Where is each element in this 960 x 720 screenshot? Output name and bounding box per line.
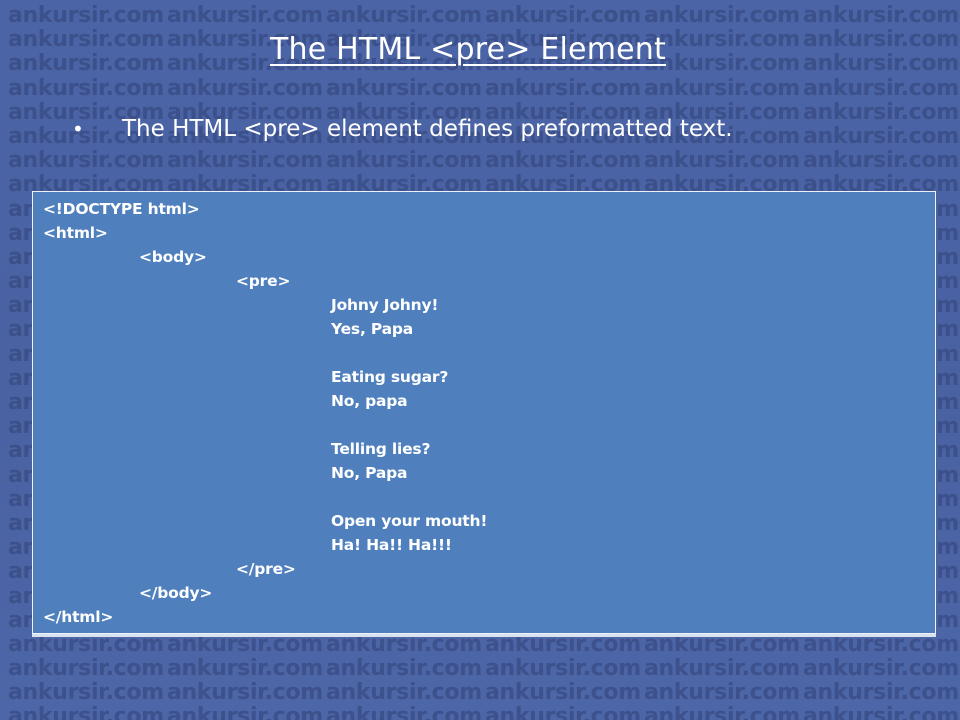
watermark-text: ankursir.com [167,631,323,657]
watermark-text: ankursir.com [803,75,959,101]
code-line: Johny Johny! [331,296,439,314]
code-line: Telling lies? [331,440,431,458]
watermark-text: ankursir.com [326,631,482,657]
code-line: Yes, Papa [331,320,413,338]
watermark-text: ankursir.com [485,631,641,657]
watermark-text: ankursir.com [644,704,800,720]
watermark-text: ankursir.com [167,148,323,174]
watermark-text: ankursir.com [8,631,164,657]
watermark-text: ankursir.com [167,680,323,706]
watermark-text: ankursir.com [326,656,482,682]
slide-title: The HTML <pre> Element [0,32,936,67]
watermark-text: ankursir.com [803,656,959,682]
watermark-text: ankursir.com [326,680,482,706]
watermark-text: ankursir.com [326,148,482,174]
watermark-text: ankursir.com [485,656,641,682]
bullet-icon: • [72,117,84,141]
watermark-text: ankursir.com [485,704,641,720]
watermark-text: ankursir.com [326,75,482,101]
watermark-text: ankursir.com [644,75,800,101]
bullet-item: • The HTML <pre> element defines preforma… [72,116,733,142]
watermark-text: ankursir.com [8,3,164,28]
watermark-text: ankursir.com [644,148,800,174]
watermark-text: ankursir.com [644,680,800,706]
watermark-text: ankursir.com [485,148,641,174]
watermark-text: ankursir.com [8,75,164,101]
code-line: No, Papa [331,464,408,482]
watermark-text: ankursir.com [8,148,164,174]
watermark-text: ankursir.com [803,3,959,28]
watermark-text: ankursir.com [803,123,959,149]
watermark-text: ankursir.com [803,148,959,174]
watermark-text: ankursir.com [326,3,482,28]
code-line: <pre> [236,272,291,290]
code-example-box: <!DOCTYPE html> <html> <body> <pre> John… [32,191,936,634]
watermark-text: ankursir.com [326,704,482,720]
watermark-text: ankursir.com [803,99,959,125]
code-line: <!DOCTYPE html> [43,200,200,218]
watermark-text: ankursir.com [485,680,641,706]
code-line: Open your mouth! [331,512,488,530]
code-line: <html> [43,224,108,242]
watermark-text: ankursir.com [8,656,164,682]
watermark-text: ankursir.com [167,3,323,28]
code-line: <body> [139,248,207,266]
watermark-text: ankursir.com [644,3,800,28]
watermark-text: ankursir.com [8,704,164,720]
watermark-text: ankursir.com [167,656,323,682]
slide-title-text: The HTML <pre> Element [270,32,666,67]
watermark-text: ankursir.com [644,631,800,657]
code-line: No, papa [331,392,408,410]
watermark-text: ankursir.com [485,3,641,28]
watermark-text: ankursir.com [644,656,800,682]
watermark-text: ankursir.com [485,75,641,101]
watermark-text: ankursir.com [8,680,164,706]
code-line: Ha! Ha!! Ha!!! [331,536,452,554]
code-line: </pre> [236,560,296,578]
watermark-text: ankursir.com [167,704,323,720]
watermark-text: ankursir.com [803,680,959,706]
watermark-text: ankursir.com [167,75,323,101]
slide: ankursir.com ankursir.com ankursir.com anku… [0,0,960,720]
code-line: </body> [139,584,213,602]
bullet-text: The HTML <pre> element defines preformat… [122,116,733,142]
watermark-text: ankursir.com [803,631,959,657]
code-line: Eating sugar? [331,368,449,386]
code-line: </html> [43,608,114,626]
watermark-text: ankursir.com [803,704,959,720]
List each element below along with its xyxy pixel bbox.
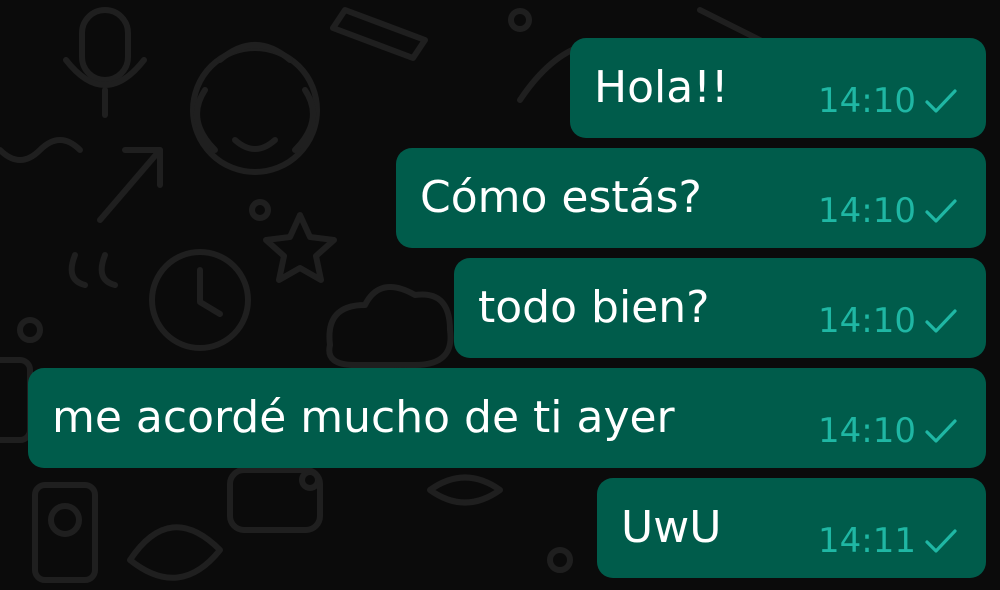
----
● **Short task**
Print the lines of the records above exactly as they appear, from the line that contains "watermark-text: ankursir.com [167,631,323,657]" to the line that contains "watermark-text: ankursir.com [8,148,164,174]", including both of those lines.

● **Exercise solution**
watermark-text: ankursir.com [167,631,323,657]
watermark-text: ankursir.com [803,75,959,101]
code-line: Johny Johny! [331,296,439,314]
code-line: Telling lies? [331,440,431,458]
watermark-text: ankursir.com [326,631,482,657]
code-line: Yes, Papa [331,320,413,338]
watermark-text: ankursir.com [485,631,641,657]
watermark-text: ankursir.com [644,704,800,720]
watermark-text: ankursir.com [167,148,323,174]
watermark-text: ankursir.com [8,631,164,657]
watermark-text: ankursir.com [167,680,323,706]
watermark-text: ankursir.com [326,656,482,682]
slide-title: The HTML <pre> Element [0,32,936,67]
watermark-text: ankursir.com [803,656,959,682]
watermark-text: ankursir.com [326,680,482,706]
watermark-text: ankursir.com [326,148,482,174]
watermark-text: ankursir.com [485,656,641,682]
bullet-icon: • [72,117,84,141]
watermark-text: ankursir.com [485,704,641,720]
watermark-text: ankursir.com [326,75,482,101]
watermark-text: ankursir.com [644,75,800,101]
bullet-item: • The HTML <pre> element defines preforma… [72,116,733,142]
watermark-text: ankursir.com [8,3,164,28]
watermark-text: ankursir.com [644,148,800,174]
watermark-text: ankursir.com [644,680,800,706]
watermark-text: ankursir.com [485,148,641,174]
watermark-text: ankursir.com [8,75,164,101]
code-line: No, Papa [331,464,408,482]
watermark-text: ankursir.com [8,148,164,174]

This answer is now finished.